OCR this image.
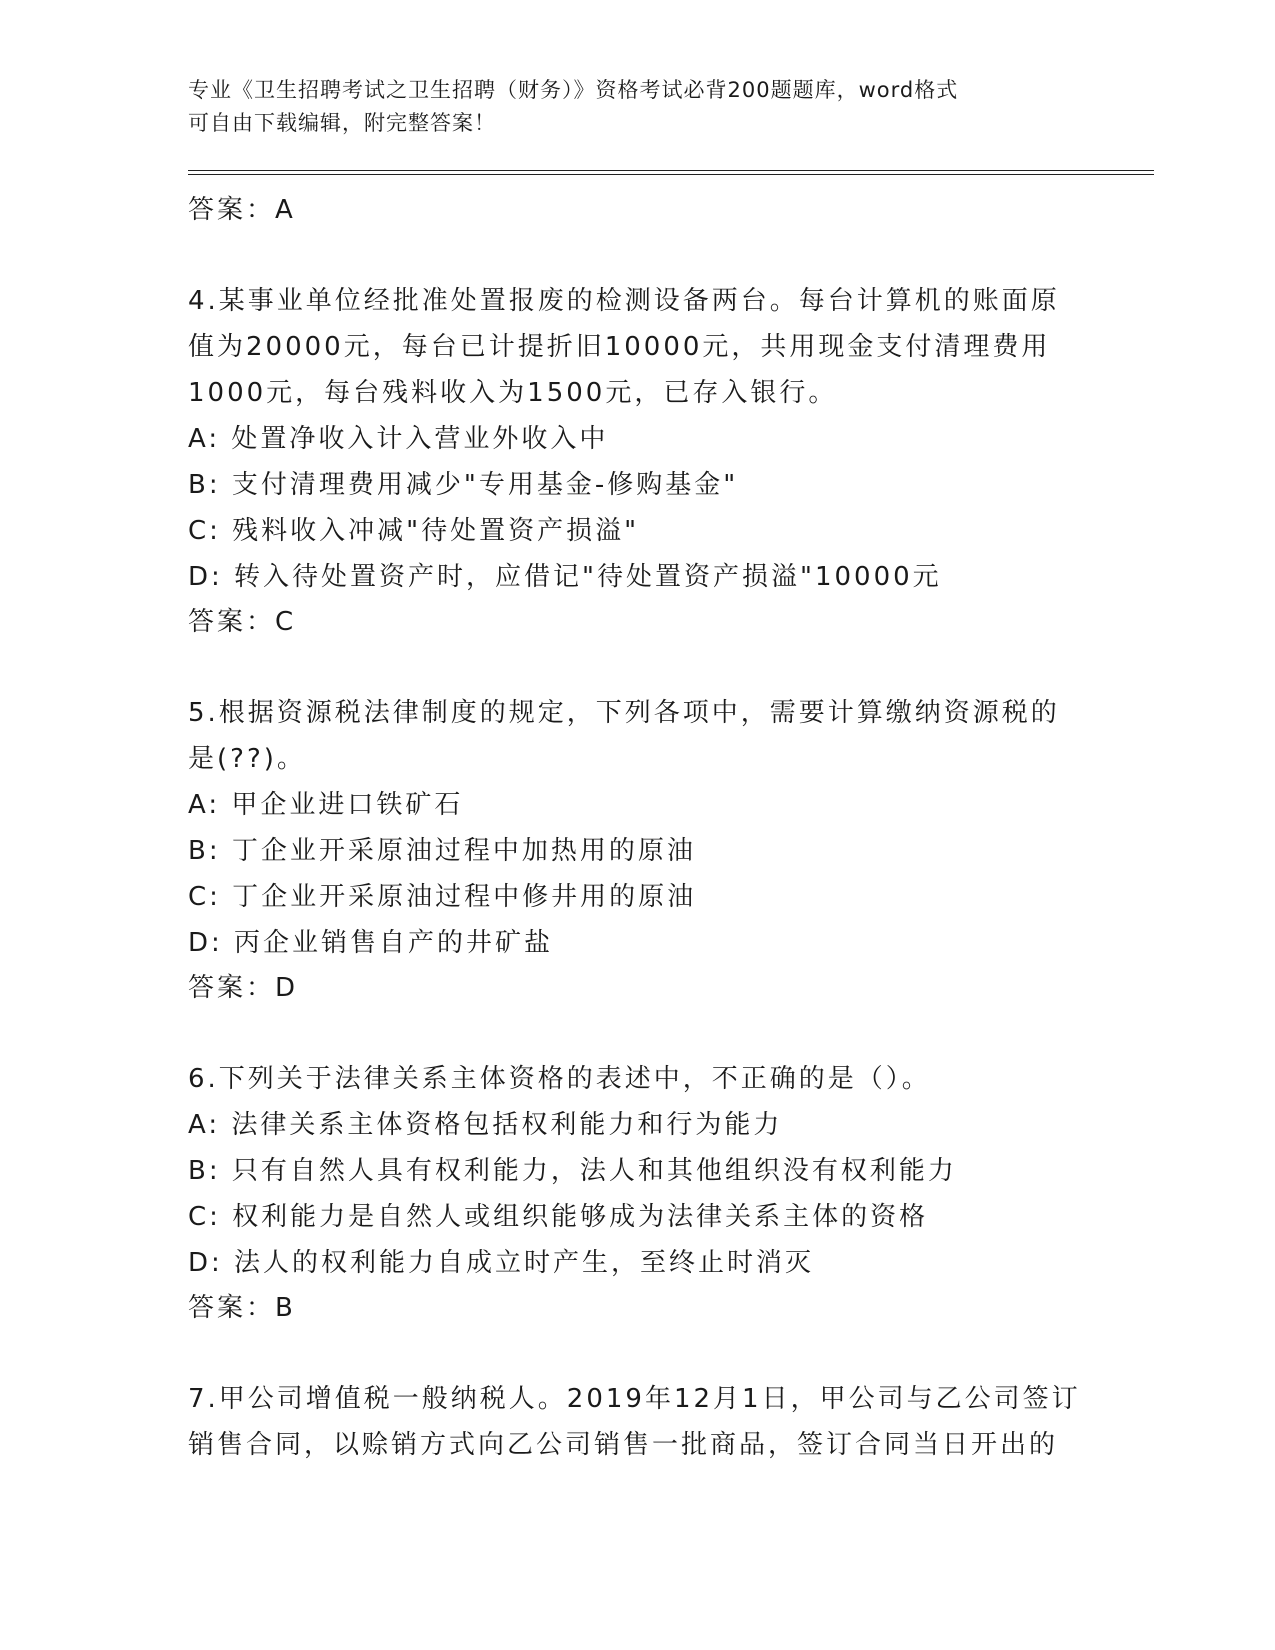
专业《卫生招聘考试之卫生招聘（财务）》资格考试必背200题题库，word格式
可自由下载编辑，附完整答案！
答案：A
4.某事业单位经批准处置报废的检测设备两台。每台计算机的账面原
值为20000元，每台已计提折旧10000元，共用现金支付清理费用
1000元，每台残料收入为1500元，已存入银行。
A: 处置净收入计入营业外收入中
B: 支付清理费用减少"专用基金-修购基金"
C: 残料收入冲减"待处置资产损溢"
D: 转入待处置资产时，应借记"待处置资产损溢"10000元
答案：C
5.根据资源税法律制度的规定，下列各项中，需要计算缴纳资源税的
是(??)。
A: 甲企业进口铁矿石
B: 丁企业开采原油过程中加热用的原油
C: 丁企业开采原油过程中修井用的原油
D: 丙企业销售自产的井矿盐
答案：D
6.下列关于法律关系主体资格的表述中，不正确的是（）。
A: 法律关系主体资格包括权利能力和行为能力
B: 只有自然人具有权利能力，法人和其他组织没有权利能力
C: 权利能力是自然人或组织能够成为法律关系主体的资格
D: 法人的权利能力自成立时产生，至终止时消灭
答案：B
7.甲公司增值税一般纳税人。2019年12月1日，甲公司与乙公司签订
销售合同，以赊销方式向乙公司销售一批商品，签订合同当日开出的
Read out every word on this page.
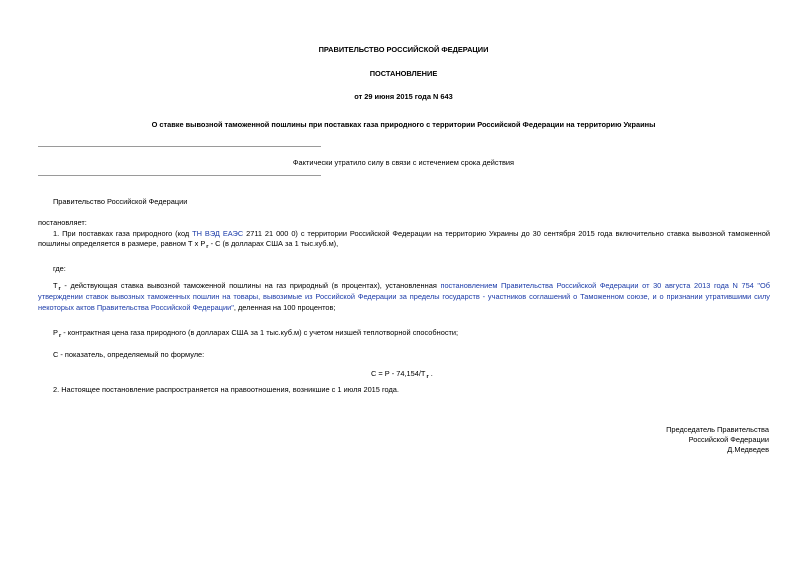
ПРАВИТЕЛЬСТВО РОССИЙСКОЙ ФЕДЕРАЦИИ
ПОСТАНОВЛЕНИЕ
от 29 июня 2015 года N 643
О ставке вывозной таможенной пошлины при поставках газа природного с территории Российской Федерации на территорию Украины
Фактически утратило силу в связи с истечением срока действия
Правительство Российской Федерации
постановляет:
1. При поставках газа природного (код ТН ВЭД ЕАЭС 2711 21 000 0) с территории Российской Федерации на территорию Украины до 30 сентября 2015 года включительно ставка вывозной таможенной пошлины определяется в размере, равном Т x $Р_г$ - С (в долларах США за 1 тыс.куб.м),
где:
$Т_г$ - действующая ставка вывозной таможенной пошлины на газ природный (в процентах), установленная постановлением Правительства Российской Федерации от 30 августа 2013 года N 754 "Об утверждении ставок вывозных таможенных пошлин на товары, вывозимые из Российской Федерации за пределы государств - участников соглашений о Таможенном союзе, и о признании утратившими силу некоторых актов Правительства Российской Федерации", деленная на 100 процентов;
$Р_г$ - контрактная цена газа природного (в долларах США за 1 тыс.куб.м) с учетом низшей теплотворной способности;
С - показатель, определяемый по формуле:
$С = Р - 74,154/Т_г$ .
2. Настоящее постановление распространяется на правоотношения, возникшие с 1 июля 2015 года.
Председатель Правительства
Российской Федерации
Д.Медведев
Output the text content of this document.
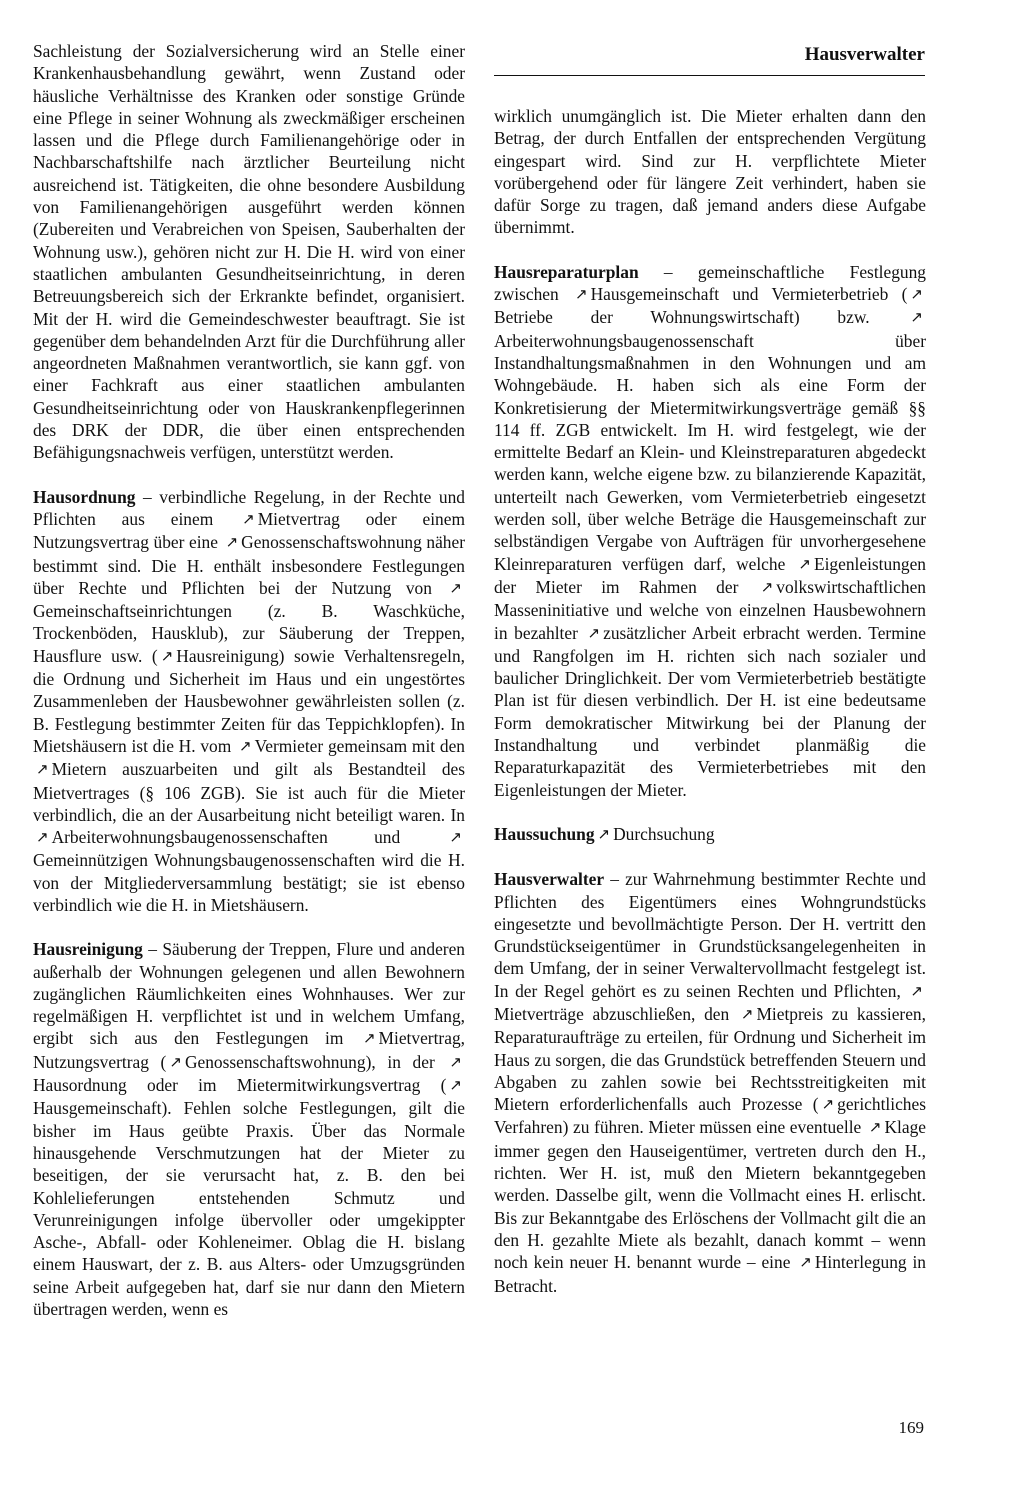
Hausverwalter

Sachleistung der Sozialversicherung wird an Stelle einer Krankenhausbehandlung gewährt, wenn Zustand oder häusliche Verhältnisse des Kranken oder sonstige Gründe eine Pflege in seiner Wohnung als zweckmäßiger erscheinen lassen und die Pflege durch Familienangehörige oder in Nachbarschaftshilfe nach ärztlicher Beurteilung nicht ausreichend ist. Tätigkeiten, die ohne besondere Ausbildung von Familienangehörigen ausgeführt werden können (Zubereiten und Verabreichen von Speisen, Sauberhalten der Wohnung usw.), gehören nicht zur H. Die H. wird von einer staatlichen ambulanten Gesundheitseinrichtung, in deren Betreuungsbereich sich der Erkrankte befindet, organisiert. Mit der H. wird die Gemeindeschwester beauftragt. Sie ist gegenüber dem behandelnden Arzt für die Durchführung aller angeordneten Maßnahmen verantwortlich, sie kann ggf. von einer Fachkraft aus einer staatlichen ambulanten Gesundheitseinrichtung oder von Hauskrankenpflegerinnen des DRK der DDR, die über einen entsprechenden Befähigungsnachweis verfügen, unterstützt werden.

Hausordnung – verbindliche Regelung, in der Rechte und Pflichten aus einem ↗ Mietvertrag oder einem Nutzungsvertrag über eine ↗ Genossenschaftswohnung näher bestimmt sind. Die H. enthält insbesondere Festlegungen über Rechte und Pflichten bei der Nutzung von ↗Gemeinschaftseinrichtungen (z. B. Waschküche, Trockenböden, Hausklub), zur Säuberung der Treppen, Hausflure usw. ( ↗ Hausreinigung) sowie Verhaltensregeln, die Ordnung und Sicherheit im Haus und ein ungestörtes Zusammenleben der Hausbewohner gewährleisten sollen (z. B. Festlegung bestimmter Zeiten für das Teppichklopfen). In Mietshäusern ist die H. vom ↗ Vermieter gemeinsam mit den ↗ Mietern auszuarbeiten und gilt als Bestandteil des Mietvertrages (§ 106 ZGB). Sie ist auch für die Mieter verbindlich, die an der Ausarbeitung nicht beteiligt waren. In ↗ Arbeiterwohnungsbaugenossenschaften und ↗Gemeinnützigen Wohnungsbaugenossenschaften wird die H. von der Mitgliederversammlung bestätigt; sie ist ebenso verbindlich wie die H. in Mietshäusern.

Hausreinigung – Säuberung der Treppen, Flure und anderen außerhalb der Wohnungen gelegenen und allen Bewohnern zugänglichen Räumlichkeiten eines Wohnhauses. Wer zur regelmäßigen H. verpflichtet ist und in welchem Umfang, ergibt sich aus den Festlegungen im ↗ Mietvertrag, Nutzungsvertrag ( ↗ Genossenschaftswohnung), in der ↗Hausordnung oder im Mietermitwirkungsvertrag ( ↗Hausgemeinschaft). Fehlen solche Festlegungen, gilt die bisher im Haus geübte Praxis. Über das Normale hinausgehende Verschmutzungen hat der Mieter zu beseitigen, der sie verursacht hat, z. B. den bei Kohlelieferungen entstehenden Schmutz und Verunreinigungen infolge übervoller oder umgekippter Asche-, Abfall- oder Kohleneimer. Oblag die H. bislang einem Hauswart, der z. B. aus Alters- oder Umzugsgründen seine Arbeit aufgegeben hat, darf sie nur dann den Mietern übertragen werden, wenn es

wirklich unumgänglich ist. Die Mieter erhalten dann den Betrag, der durch Entfallen der entsprechenden Vergütung eingespart wird. Sind zur H. verpflichtete Mieter vorübergehend oder für längere Zeit verhindert, haben sie dafür Sorge zu tragen, daß jemand anders diese Aufgabe übernimmt.

Hausreparaturplan – gemeinschaftliche Festlegung zwischen ↗ Hausgemeinschaft und Vermieterbetrieb ( ↗Betriebe der Wohnungswirtschaft) bzw. ↗Arbeiterwohnungsbaugenossenschaft über Instandhaltungsmaßnahmen in den Wohnungen und am Wohngebäude. H. haben sich als eine Form der Konkretisierung der Mietermitwirkungsverträge gemäß §§ 114 ff. ZGB entwickelt. Im H. wird festgelegt, wie der ermittelte Bedarf an Klein- und Kleinstreparaturen abgedeckt werden kann, welche eigene bzw. zu bilanzierende Kapazität, unterteilt nach Gewerken, vom Vermieterbetrieb eingesetzt werden soll, über welche Beträge die Hausgemeinschaft zur selbständigen Vergabe von Aufträgen für unvorhergesehene Kleinreparaturen verfügen darf, welche ↗ Eigenleistungen der Mieter im Rahmen der ↗ volkswirtschaftlichen Masseninitiative und welche von einzelnen Hausbewohnern in bezahlter ↗ zusätzlicher Arbeit erbracht werden. Termine und Rangfolgen im H. richten sich nach sozialer und baulicher Dringlichkeit. Der vom Vermieterbetrieb bestätigte Plan ist für diesen verbindlich. Der H. ist eine bedeutsame Form demokratischer Mitwirkung bei der Planung der Instandhaltung und verbindet planmäßig die Reparaturkapazität des Vermieterbetriebes mit den Eigenleistungen der Mieter.

Haussuchung ↗ Durchsuchung

Hausverwalter – zur Wahrnehmung bestimmter Rechte und Pflichten des Eigentümers eines Wohngrundstücks eingesetzte und bevollmächtigte Person. Der H. vertritt den Grundstückseigentümer in Grundstücksangelegenheiten in dem Umfang, der in seiner Verwaltervollmacht festgelegt ist. In der Regel gehört es zu seinen Rechten und Pflichten, ↗Mietverträge abzuschließen, den ↗ Mietpreis zu kassieren, Reparaturaufträge zu erteilen, für Ordnung und Sicherheit im Haus zu sorgen, die das Grundstück betreffenden Steuern und Abgaben zu zahlen sowie bei Rechtsstreitigkeiten mit Mietern erforderlichenfalls auch Prozesse ( ↗ gerichtliches Verfahren) zu führen. Mieter müssen eine eventuelle ↗ Klage immer gegen den Hauseigentümer, vertreten durch den H., richten. Wer H. ist, muß den Mietern bekanntgegeben werden. Dasselbe gilt, wenn die Vollmacht eines H. erlischt. Bis zur Bekanntgabe des Erlöschens der Vollmacht gilt die an den H. gezahlte Miete als bezahlt, danach kommt – wenn noch kein neuer H. benannt wurde – eine ↗ Hinterlegung in Betracht.

169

:::

### STATED PROBLEM
Check each line of the data above for the string "待处置资产损溢", then report how many lines have it, with no other words.

### RESPONSE
2